§ WHAT IS NEEDED
Your task is to transcribe all of the records exactly and leave out the pictures.

§ DATA ROWS
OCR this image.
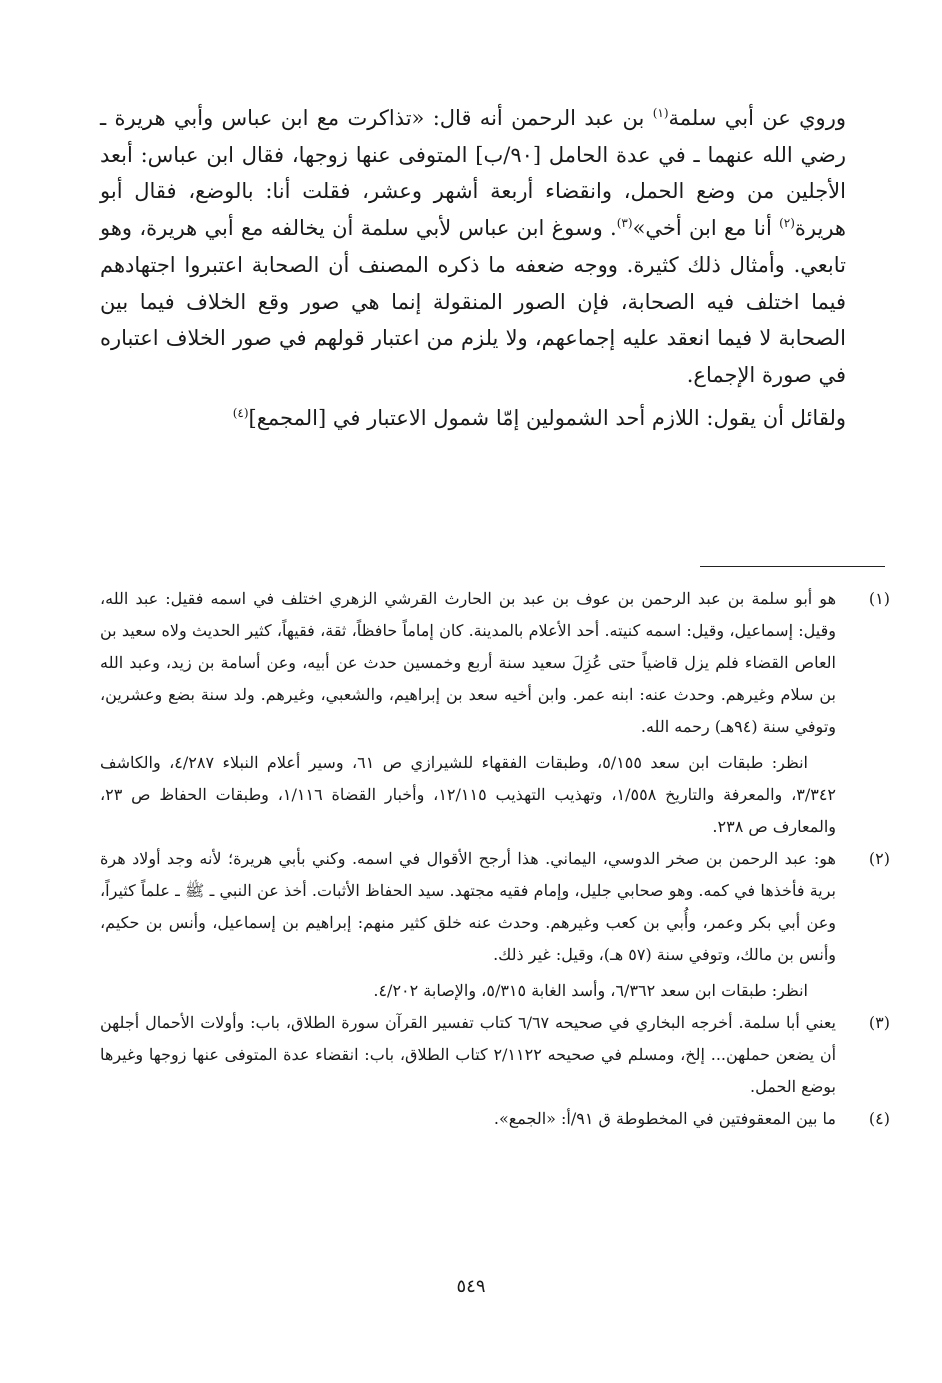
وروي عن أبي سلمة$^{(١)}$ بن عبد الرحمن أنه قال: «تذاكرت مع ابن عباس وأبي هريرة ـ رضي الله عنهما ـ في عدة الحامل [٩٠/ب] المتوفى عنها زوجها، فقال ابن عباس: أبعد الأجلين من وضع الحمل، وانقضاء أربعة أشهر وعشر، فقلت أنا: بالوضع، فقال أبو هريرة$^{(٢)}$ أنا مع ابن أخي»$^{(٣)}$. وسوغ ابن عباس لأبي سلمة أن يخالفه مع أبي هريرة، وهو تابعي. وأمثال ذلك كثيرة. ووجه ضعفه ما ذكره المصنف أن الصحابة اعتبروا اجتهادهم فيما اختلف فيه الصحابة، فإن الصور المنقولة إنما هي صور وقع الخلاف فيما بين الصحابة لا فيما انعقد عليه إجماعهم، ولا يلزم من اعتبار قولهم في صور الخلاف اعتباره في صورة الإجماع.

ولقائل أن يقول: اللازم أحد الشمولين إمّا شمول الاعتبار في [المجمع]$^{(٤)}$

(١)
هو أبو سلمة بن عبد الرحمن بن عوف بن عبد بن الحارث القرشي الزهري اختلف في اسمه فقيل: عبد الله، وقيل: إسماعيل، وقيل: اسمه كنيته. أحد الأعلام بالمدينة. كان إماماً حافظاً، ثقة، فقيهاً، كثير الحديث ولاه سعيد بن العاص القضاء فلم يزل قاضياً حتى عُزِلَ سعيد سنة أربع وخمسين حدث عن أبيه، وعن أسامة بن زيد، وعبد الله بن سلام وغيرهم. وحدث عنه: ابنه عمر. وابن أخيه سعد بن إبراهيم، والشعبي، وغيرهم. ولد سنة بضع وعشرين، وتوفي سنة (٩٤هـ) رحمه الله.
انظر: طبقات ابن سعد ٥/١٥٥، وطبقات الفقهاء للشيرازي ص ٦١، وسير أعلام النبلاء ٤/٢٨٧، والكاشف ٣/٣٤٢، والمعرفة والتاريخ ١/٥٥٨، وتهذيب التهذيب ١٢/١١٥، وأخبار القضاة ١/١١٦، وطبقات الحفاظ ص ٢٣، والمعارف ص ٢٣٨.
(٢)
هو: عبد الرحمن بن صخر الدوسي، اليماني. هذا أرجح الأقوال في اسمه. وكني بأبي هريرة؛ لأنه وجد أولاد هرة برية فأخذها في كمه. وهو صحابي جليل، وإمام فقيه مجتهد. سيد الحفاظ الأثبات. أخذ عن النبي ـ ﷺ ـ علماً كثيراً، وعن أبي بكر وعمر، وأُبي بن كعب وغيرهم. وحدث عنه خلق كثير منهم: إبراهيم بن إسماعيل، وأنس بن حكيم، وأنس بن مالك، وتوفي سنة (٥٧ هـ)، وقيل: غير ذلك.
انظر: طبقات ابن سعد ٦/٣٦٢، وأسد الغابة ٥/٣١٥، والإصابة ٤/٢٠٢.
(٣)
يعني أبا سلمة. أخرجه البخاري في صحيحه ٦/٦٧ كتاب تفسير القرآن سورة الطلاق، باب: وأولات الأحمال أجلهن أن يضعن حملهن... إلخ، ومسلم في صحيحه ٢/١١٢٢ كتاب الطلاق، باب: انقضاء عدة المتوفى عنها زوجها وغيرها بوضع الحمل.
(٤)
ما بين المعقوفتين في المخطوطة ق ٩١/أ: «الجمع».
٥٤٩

§ REPLY
OCR this image.
وروي عن أبي سلمة$^{(١)}$ بن عبد الرحمن أنه قال: «تذاكرت مع ابن عباس وأبي هريرة ـ رضي الله عنهما ـ في عدة الحامل [٩٠/ب] المتوفى عنها زوجها، فقال ابن عباس: أبعد الأجلين من وضع الحمل، وانقضاء أربعة أشهر وعشر، فقلت أنا: بالوضع، فقال أبو هريرة$^{(٢)}$ أنا مع ابن أخي»$^{(٣)}$. وسوغ ابن عباس لأبي سلمة أن يخالفه مع أبي هريرة، وهو تابعي. وأمثال ذلك كثيرة. ووجه ضعفه ما ذكره المصنف أن الصحابة اعتبروا اجتهادهم فيما اختلف فيه الصحابة، فإن الصور المنقولة إنما هي صور وقع الخلاف فيما بين الصحابة لا فيما انعقد عليه إجماعهم، ولا يلزم من اعتبار قولهم في صور الخلاف اعتباره في صورة الإجماع.

ولقائل أن يقول: اللازم أحد الشمولين إمّا شمول الاعتبار في [المجمع]$^{(٤)}$

(١)
هو أبو سلمة بن عبد الرحمن بن عوف بن عبد بن الحارث القرشي الزهري اختلف في اسمه فقيل: عبد الله، وقيل: إسماعيل، وقيل: اسمه كنيته. أحد الأعلام بالمدينة. كان إماماً حافظاً، ثقة، فقيهاً، كثير الحديث ولاه سعيد بن العاص القضاء فلم يزل قاضياً حتى عُزِلَ سعيد سنة أربع وخمسين حدث عن أبيه، وعن أسامة بن زيد، وعبد الله بن سلام وغيرهم. وحدث عنه: ابنه عمر. وابن أخيه سعد بن إبراهيم، والشعبي، وغيرهم. ولد سنة بضع وعشرين، وتوفي سنة (٩٤هـ) رحمه الله.
انظر: طبقات ابن سعد ٥/١٥٥، وطبقات الفقهاء للشيرازي ص ٦١، وسير أعلام النبلاء ٤/٢٨٧، والكاشف ٣/٣٤٢، والمعرفة والتاريخ ١/٥٥٨، وتهذيب التهذيب ١٢/١١٥، وأخبار القضاة ١/١١٦، وطبقات الحفاظ ص ٢٣، والمعارف ص ٢٣٨.
(٢)
هو: عبد الرحمن بن صخر الدوسي، اليماني. هذا أرجح الأقوال في اسمه. وكني بأبي هريرة؛ لأنه وجد أولاد هرة برية فأخذها في كمه. وهو صحابي جليل، وإمام فقيه مجتهد. سيد الحفاظ الأثبات. أخذ عن النبي ـ ﷺ ـ علماً كثيراً، وعن أبي بكر وعمر، وأُبي بن كعب وغيرهم. وحدث عنه خلق كثير منهم: إبراهيم بن إسماعيل، وأنس بن حكيم، وأنس بن مالك، وتوفي سنة (٥٧ هـ)، وقيل: غير ذلك.
انظر: طبقات ابن سعد ٦/٣٦٢، وأسد الغابة ٥/٣١٥، والإصابة ٤/٢٠٢.
(٣)
يعني أبا سلمة. أخرجه البخاري في صحيحه ٦/٦٧ كتاب تفسير القرآن سورة الطلاق، باب: وأولات الأحمال أجلهن أن يضعن حملهن... إلخ، ومسلم في صحيحه ٢/١١٢٢ كتاب الطلاق، باب: انقضاء عدة المتوفى عنها زوجها وغيرها بوضع الحمل.
(٤)
ما بين المعقوفتين في المخطوطة ق ٩١/أ: «الجمع».
٥٤٩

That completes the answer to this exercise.